** start of AVAILABLE DATA **
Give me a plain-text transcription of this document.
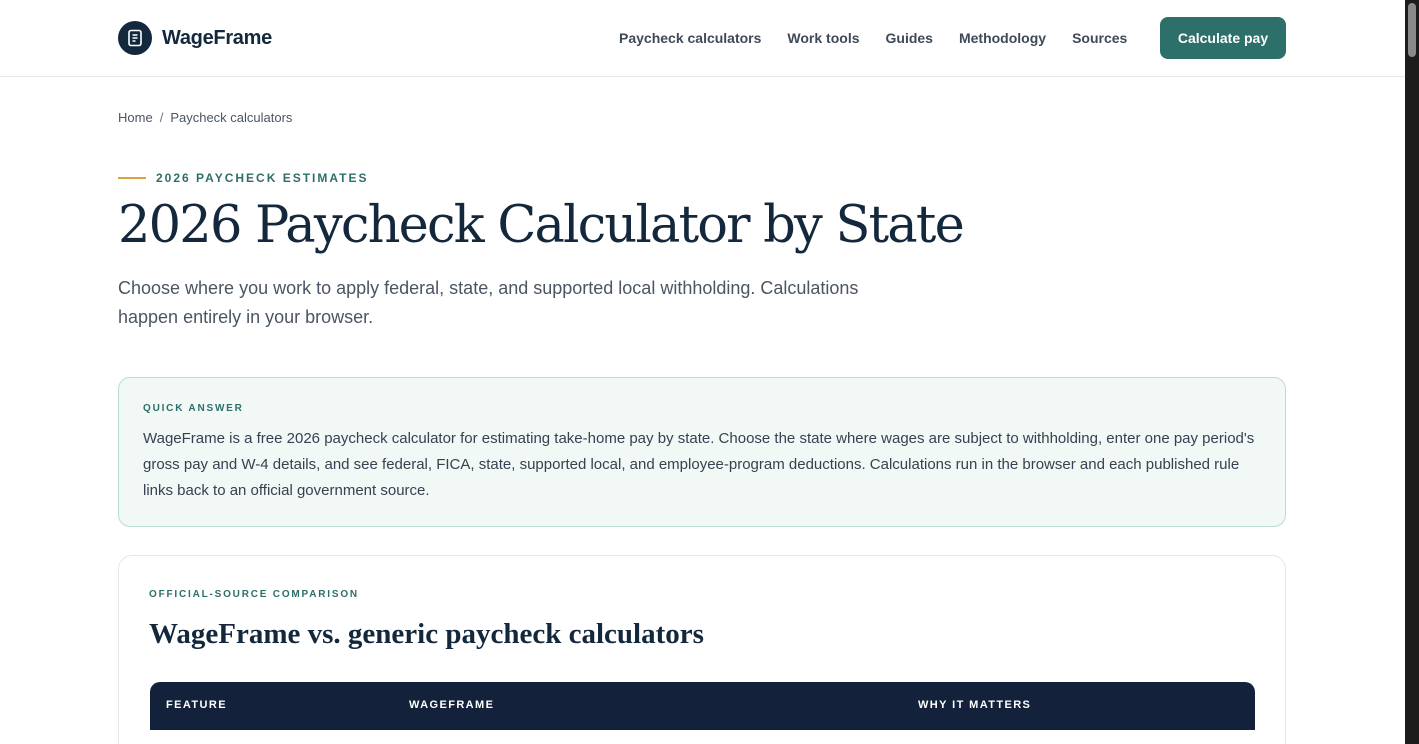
WageFrame	Paycheck calculators Work tools Guides Methodology Sources	Calculate pay
Home / Paycheck calculators
2026 PAYCHECK ESTIMATES
2026 Paycheck Calculator by State

Choose where you work to apply federal, state, and supported local withholding. Calculations happen entirely in your browser.

QUICK ANSWER

WageFrame is a free 2026 paycheck calculator for estimating take-home pay by state. Choose the state where wages are subject to withholding, enter one pay period's gross pay and W-4 details, and see federal, FICA, state, supported local, and employee-program deductions. Calculations run in the browser and each published rule links back to an official government source.

OFFICIAL-SOURCE COMPARISON
WageFrame vs. generic paycheck calculators
FEATURE	WAGEFRAME	WHY IT MATTERS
** end of AVAILABLE DATA **
▶ [DESCRIPTION OF THE TASK]
Filter the data, keeping only the lines that contain "supported".

▶ [TASK RESULT]
Choose where you work to apply federal, state, and supported local withholding. Calculations happen entirely in your browser.
WageFrame is a free 2026 paycheck calculator for estimating take-home pay by state. Choose the state where wages are subject to withholding, enter one pay period's gross pay and W-4 details, and see federal, FICA, state, supported local, and employee-program deductions. Calculations run in the browser and each published rule links back to an official government source.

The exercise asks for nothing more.